→ **The exercise**
Transcribe the material below exactly as it appears.
-- Start Data for this task --
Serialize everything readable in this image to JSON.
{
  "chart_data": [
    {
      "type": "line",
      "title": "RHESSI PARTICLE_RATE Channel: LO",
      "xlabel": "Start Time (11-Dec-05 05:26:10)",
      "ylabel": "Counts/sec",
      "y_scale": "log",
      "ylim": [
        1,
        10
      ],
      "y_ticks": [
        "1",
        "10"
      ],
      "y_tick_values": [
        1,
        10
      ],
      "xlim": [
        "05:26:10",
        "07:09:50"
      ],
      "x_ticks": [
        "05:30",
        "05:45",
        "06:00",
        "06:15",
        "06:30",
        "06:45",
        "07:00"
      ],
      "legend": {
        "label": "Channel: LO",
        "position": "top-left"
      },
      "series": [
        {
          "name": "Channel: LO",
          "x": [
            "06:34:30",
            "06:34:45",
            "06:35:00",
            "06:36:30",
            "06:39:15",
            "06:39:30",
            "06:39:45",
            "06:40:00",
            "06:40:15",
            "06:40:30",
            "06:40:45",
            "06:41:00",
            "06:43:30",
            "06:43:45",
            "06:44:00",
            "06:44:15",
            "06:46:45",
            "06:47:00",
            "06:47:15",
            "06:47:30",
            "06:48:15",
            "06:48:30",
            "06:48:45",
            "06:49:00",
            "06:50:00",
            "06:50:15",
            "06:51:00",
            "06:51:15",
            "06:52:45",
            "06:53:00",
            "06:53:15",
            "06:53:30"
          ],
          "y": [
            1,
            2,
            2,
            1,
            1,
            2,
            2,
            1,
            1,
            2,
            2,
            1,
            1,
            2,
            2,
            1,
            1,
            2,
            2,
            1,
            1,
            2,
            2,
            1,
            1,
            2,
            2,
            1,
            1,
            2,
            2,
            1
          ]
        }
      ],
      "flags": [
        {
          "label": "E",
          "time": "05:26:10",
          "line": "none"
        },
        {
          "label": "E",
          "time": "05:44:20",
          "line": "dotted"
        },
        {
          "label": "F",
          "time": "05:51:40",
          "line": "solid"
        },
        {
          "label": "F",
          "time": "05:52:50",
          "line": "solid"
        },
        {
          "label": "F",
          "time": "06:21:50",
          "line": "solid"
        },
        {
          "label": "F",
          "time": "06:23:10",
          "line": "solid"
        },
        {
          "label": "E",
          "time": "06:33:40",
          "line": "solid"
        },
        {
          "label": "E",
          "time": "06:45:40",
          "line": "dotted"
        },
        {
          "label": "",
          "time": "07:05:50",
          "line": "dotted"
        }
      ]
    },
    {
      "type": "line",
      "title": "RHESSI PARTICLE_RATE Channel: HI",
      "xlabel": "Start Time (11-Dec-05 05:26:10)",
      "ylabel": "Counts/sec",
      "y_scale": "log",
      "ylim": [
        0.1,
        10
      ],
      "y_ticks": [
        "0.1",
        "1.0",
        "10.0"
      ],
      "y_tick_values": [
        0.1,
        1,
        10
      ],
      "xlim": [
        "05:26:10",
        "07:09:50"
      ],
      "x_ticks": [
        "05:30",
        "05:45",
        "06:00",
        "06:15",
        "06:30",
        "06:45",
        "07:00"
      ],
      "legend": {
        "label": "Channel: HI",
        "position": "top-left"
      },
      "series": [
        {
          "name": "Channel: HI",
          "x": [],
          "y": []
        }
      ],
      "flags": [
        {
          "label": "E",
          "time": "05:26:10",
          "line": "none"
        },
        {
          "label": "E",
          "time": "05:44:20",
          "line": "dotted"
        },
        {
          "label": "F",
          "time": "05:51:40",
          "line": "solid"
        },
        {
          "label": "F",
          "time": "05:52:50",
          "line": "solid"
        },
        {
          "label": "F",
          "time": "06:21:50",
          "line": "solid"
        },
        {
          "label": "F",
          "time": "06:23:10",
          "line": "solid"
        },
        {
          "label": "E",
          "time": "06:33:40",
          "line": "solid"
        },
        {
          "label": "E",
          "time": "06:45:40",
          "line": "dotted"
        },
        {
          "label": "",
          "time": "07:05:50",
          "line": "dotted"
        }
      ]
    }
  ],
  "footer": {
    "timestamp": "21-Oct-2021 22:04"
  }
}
-- End Data for this task --
→ **Answer to the exercise**
Serialize everything readable in this image to JSON.
{
  "chart_data": [
    {
      "type": "line",
      "title": "RHESSI PARTICLE_RATE Channel: LO",
      "xlabel": "Start Time (11-Dec-05 05:26:10)",
      "ylabel": "Counts/sec",
      "y_scale": "log",
      "ylim": [
        1,
        10
      ],
      "y_ticks": [
        "1",
        "10"
      ],
      "y_tick_values": [
        1,
        10
      ],
      "xlim": [
        "05:26:10",
        "07:09:50"
      ],
      "x_ticks": [
        "05:30",
        "05:45",
        "06:00",
        "06:15",
        "06:30",
        "06:45",
        "07:00"
      ],
      "legend": {
        "label": "Channel: LO",
        "position": "top-left"
      },
      "series": [
        {
          "name": "Channel: LO",
          "x": [
            "06:34:30",
            "06:34:45",
            "06:35:00",
            "06:36:30",
            "06:39:15",
            "06:39:30",
            "06:39:45",
            "06:40:00",
            "06:40:15",
            "06:40:30",
            "06:40:45",
            "06:41:00",
            "06:43:30",
            "06:43:45",
            "06:44:00",
            "06:44:15",
            "06:46:45",
            "06:47:00",
            "06:47:15",
            "06:47:30",
            "06:48:15",
            "06:48:30",
            "06:48:45",
            "06:49:00",
            "06:50:00",
            "06:50:15",
            "06:51:00",
            "06:51:15",
            "06:52:45",
            "06:53:00",
            "06:53:15",
            "06:53:30"
          ],
          "y": [
            1,
            2,
            2,
            1,
            1,
            2,
            2,
            1,
            1,
            2,
            2,
            1,
            1,
            2,
            2,
            1,
            1,
            2,
            2,
            1,
            1,
            2,
            2,
            1,
            1,
            2,
            2,
            1,
            1,
            2,
            2,
            1
          ]
        }
      ],
      "flags": [
        {
          "label": "E",
          "time": "05:26:10",
          "line": "none"
        },
        {
          "label": "E",
          "time": "05:44:20",
          "line": "dotted"
        },
        {
          "label": "F",
          "time": "05:51:40",
          "line": "solid"
        },
        {
          "label": "F",
          "time": "05:52:50",
          "line": "solid"
        },
        {
          "label": "F",
          "time": "06:21:50",
          "line": "solid"
        },
        {
          "label": "F",
          "time": "06:23:10",
          "line": "solid"
        },
        {
          "label": "E",
          "time": "06:33:40",
          "line": "solid"
        },
        {
          "label": "E",
          "time": "06:45:40",
          "line": "dotted"
        },
        {
          "label": "",
          "time": "07:05:50",
          "line": "dotted"
        }
      ]
    },
    {
      "type": "line",
      "title": "RHESSI PARTICLE_RATE Channel: HI",
      "xlabel": "Start Time (11-Dec-05 05:26:10)",
      "ylabel": "Counts/sec",
      "y_scale": "log",
      "ylim": [
        0.1,
        10
      ],
      "y_ticks": [
        "0.1",
        "1.0",
        "10.0"
      ],
      "y_tick_values": [
        0.1,
        1,
        10
      ],
      "xlim": [
        "05:26:10",
        "07:09:50"
      ],
      "x_ticks": [
        "05:30",
        "05:45",
        "06:00",
        "06:15",
        "06:30",
        "06:45",
        "07:00"
      ],
      "legend": {
        "label": "Channel: HI",
        "position": "top-left"
      },
      "series": [
        {
          "name": "Channel: HI",
          "x": [],
          "y": []
        }
      ],
      "flags": [
        {
          "label": "E",
          "time": "05:26:10",
          "line": "none"
        },
        {
          "label": "E",
          "time": "05:44:20",
          "line": "dotted"
        },
        {
          "label": "F",
          "time": "05:51:40",
          "line": "solid"
        },
        {
          "label": "F",
          "time": "05:52:50",
          "line": "solid"
        },
        {
          "label": "F",
          "time": "06:21:50",
          "line": "solid"
        },
        {
          "label": "F",
          "time": "06:23:10",
          "line": "solid"
        },
        {
          "label": "E",
          "time": "06:33:40",
          "line": "solid"
        },
        {
          "label": "E",
          "time": "06:45:40",
          "line": "dotted"
        },
        {
          "label": "",
          "time": "07:05:50",
          "line": "dotted"
        }
      ]
    }
  ],
  "footer": {
    "timestamp": "21-Oct-2021 22:04"
  }
}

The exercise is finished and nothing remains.